## Given request
Go through the lines below. Copy those with "APROVADO".

## Provided records

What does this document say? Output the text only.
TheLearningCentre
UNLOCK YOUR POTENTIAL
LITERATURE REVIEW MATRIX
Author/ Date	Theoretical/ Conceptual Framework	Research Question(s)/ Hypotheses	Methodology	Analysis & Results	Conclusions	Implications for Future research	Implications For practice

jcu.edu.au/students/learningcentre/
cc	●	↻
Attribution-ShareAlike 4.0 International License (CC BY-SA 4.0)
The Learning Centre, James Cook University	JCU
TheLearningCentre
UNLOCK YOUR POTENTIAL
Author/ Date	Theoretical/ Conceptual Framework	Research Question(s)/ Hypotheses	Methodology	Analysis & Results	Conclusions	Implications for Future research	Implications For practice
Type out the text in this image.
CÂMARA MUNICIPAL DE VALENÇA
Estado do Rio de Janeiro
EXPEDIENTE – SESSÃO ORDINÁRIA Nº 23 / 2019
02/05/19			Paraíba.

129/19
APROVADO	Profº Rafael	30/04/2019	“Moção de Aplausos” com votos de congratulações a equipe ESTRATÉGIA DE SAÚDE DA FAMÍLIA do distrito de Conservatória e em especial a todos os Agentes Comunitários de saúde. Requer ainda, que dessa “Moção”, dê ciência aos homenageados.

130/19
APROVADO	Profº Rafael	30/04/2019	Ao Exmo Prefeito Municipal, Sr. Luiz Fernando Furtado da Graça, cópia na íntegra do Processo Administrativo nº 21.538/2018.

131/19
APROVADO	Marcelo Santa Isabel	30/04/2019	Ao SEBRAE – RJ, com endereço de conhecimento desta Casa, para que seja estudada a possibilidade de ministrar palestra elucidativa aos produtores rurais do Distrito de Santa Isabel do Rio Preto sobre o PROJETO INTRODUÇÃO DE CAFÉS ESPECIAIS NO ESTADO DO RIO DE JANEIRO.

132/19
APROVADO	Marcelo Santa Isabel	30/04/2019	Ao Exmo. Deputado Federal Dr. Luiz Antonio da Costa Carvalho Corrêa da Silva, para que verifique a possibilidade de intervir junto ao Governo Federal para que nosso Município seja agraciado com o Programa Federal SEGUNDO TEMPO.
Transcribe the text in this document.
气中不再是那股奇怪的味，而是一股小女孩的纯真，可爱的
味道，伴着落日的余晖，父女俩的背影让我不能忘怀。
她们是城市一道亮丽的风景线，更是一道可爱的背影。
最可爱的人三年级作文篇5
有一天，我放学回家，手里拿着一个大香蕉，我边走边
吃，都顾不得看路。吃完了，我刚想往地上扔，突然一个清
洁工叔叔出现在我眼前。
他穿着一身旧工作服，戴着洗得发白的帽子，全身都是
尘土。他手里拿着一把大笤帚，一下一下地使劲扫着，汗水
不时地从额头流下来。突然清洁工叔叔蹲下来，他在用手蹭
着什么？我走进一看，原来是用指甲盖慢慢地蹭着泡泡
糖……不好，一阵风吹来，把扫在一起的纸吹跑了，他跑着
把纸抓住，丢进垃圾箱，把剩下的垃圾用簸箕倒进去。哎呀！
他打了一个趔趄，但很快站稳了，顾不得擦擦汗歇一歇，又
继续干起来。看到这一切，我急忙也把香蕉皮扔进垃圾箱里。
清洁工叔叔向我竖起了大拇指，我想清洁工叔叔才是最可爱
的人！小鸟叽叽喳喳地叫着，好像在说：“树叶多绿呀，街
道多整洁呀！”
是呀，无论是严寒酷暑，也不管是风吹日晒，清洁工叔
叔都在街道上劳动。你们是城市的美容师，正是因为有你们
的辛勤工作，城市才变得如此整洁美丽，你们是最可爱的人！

## Complete response
APROVADO	Profº Rafael	30/04/2019	“Moção de Aplausos” com votos de congratulações a equipe ESTRATÉGIA DE SAÚDE DA FAMÍLIA do distrito de Conservatória e em especial a todos os Agentes Comunitários de saúde. Requer ainda, que dessa “Moção”, dê ciência aos homenageados.
APROVADO	Profº Rafael	30/04/2019	Ao Exmo Prefeito Municipal, Sr. Luiz Fernando Furtado da Graça, cópia na íntegra do Processo Administrativo nº 21.538/2018.
APROVADO	Marcelo Santa Isabel	30/04/2019	Ao SEBRAE – RJ, com endereço de conhecimento desta Casa, para que seja estudada a possibilidade de ministrar palestra elucidativa aos produtores rurais do Distrito de Santa Isabel do Rio Preto sobre o PROJETO INTRODUÇÃO DE CAFÉS ESPECIAIS NO ESTADO DO RIO DE JANEIRO.
APROVADO	Marcelo Santa Isabel	30/04/2019	Ao Exmo. Deputado Federal Dr. Luiz Antonio da Costa Carvalho Corrêa da Silva, para que verifique a possibilidade de intervir junto ao Governo Federal para que nosso Município seja agraciado com o Programa Federal SEGUNDO TEMPO.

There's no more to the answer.